EXERCISE AIM =>
In the records below, locate the line containing "Read out every word on this page.", then extract it and all following lines exactly, ending with the last line.

PROVIDED RECORDS =>

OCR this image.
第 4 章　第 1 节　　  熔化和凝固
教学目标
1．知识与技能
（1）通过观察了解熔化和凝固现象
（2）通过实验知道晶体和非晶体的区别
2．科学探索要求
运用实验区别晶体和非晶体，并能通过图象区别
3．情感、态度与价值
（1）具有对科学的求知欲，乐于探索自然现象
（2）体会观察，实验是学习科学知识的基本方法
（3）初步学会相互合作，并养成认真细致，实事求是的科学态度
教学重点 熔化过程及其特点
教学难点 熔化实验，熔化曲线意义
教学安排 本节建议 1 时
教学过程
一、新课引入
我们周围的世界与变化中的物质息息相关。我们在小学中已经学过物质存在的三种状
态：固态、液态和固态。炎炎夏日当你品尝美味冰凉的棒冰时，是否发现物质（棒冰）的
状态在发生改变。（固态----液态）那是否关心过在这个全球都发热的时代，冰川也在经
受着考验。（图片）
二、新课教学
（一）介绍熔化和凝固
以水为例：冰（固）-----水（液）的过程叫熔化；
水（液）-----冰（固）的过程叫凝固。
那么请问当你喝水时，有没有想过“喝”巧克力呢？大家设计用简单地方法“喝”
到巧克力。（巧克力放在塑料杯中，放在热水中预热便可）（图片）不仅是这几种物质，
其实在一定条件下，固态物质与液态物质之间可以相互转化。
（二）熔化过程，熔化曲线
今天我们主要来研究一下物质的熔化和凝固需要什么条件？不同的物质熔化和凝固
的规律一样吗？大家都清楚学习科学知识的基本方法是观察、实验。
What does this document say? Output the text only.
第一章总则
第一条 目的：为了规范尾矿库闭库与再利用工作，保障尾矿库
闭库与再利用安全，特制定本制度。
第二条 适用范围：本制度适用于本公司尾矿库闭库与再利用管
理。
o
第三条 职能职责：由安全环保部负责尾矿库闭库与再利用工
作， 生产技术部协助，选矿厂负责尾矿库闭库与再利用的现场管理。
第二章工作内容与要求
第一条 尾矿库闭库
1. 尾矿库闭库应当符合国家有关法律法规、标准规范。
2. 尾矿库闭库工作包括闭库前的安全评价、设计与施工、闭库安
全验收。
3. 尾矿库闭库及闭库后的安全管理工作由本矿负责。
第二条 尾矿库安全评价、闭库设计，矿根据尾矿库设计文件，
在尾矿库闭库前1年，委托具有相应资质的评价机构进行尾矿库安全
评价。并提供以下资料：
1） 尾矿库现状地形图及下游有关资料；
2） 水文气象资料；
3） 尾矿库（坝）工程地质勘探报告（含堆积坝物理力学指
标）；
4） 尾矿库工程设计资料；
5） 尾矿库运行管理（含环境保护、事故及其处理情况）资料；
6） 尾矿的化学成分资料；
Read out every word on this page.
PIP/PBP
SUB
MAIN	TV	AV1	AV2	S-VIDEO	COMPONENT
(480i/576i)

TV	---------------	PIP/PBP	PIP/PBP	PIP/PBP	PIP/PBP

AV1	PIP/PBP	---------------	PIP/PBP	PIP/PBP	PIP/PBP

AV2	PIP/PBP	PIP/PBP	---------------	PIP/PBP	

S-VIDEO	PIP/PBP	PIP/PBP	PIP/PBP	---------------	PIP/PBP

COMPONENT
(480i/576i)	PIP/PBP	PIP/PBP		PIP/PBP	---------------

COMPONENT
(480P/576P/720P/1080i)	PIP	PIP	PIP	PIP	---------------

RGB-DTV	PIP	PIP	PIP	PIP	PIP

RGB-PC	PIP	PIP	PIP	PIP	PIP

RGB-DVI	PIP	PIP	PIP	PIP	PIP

EXPECTED ANSWER =>
Read out every word on this page.
PIP/PBP
SUB
MAIN	TV	AV1	AV2	S-VIDEO	COMPONENT
(480i/576i)

TV	---------------	PIP/PBP	PIP/PBP	PIP/PBP	PIP/PBP

AV1	PIP/PBP	---------------	PIP/PBP	PIP/PBP	PIP/PBP

AV2	PIP/PBP	PIP/PBP	---------------	PIP/PBP	

S-VIDEO	PIP/PBP	PIP/PBP	PIP/PBP	---------------	PIP/PBP

COMPONENT
(480i/576i)	PIP/PBP	PIP/PBP		PIP/PBP	---------------

COMPONENT
(480P/576P/720P/1080i)	PIP	PIP	PIP	PIP	---------------

RGB-DTV	PIP	PIP	PIP	PIP	PIP

RGB-PC	PIP	PIP	PIP	PIP	PIP

RGB-DVI	PIP	PIP	PIP	PIP	PIP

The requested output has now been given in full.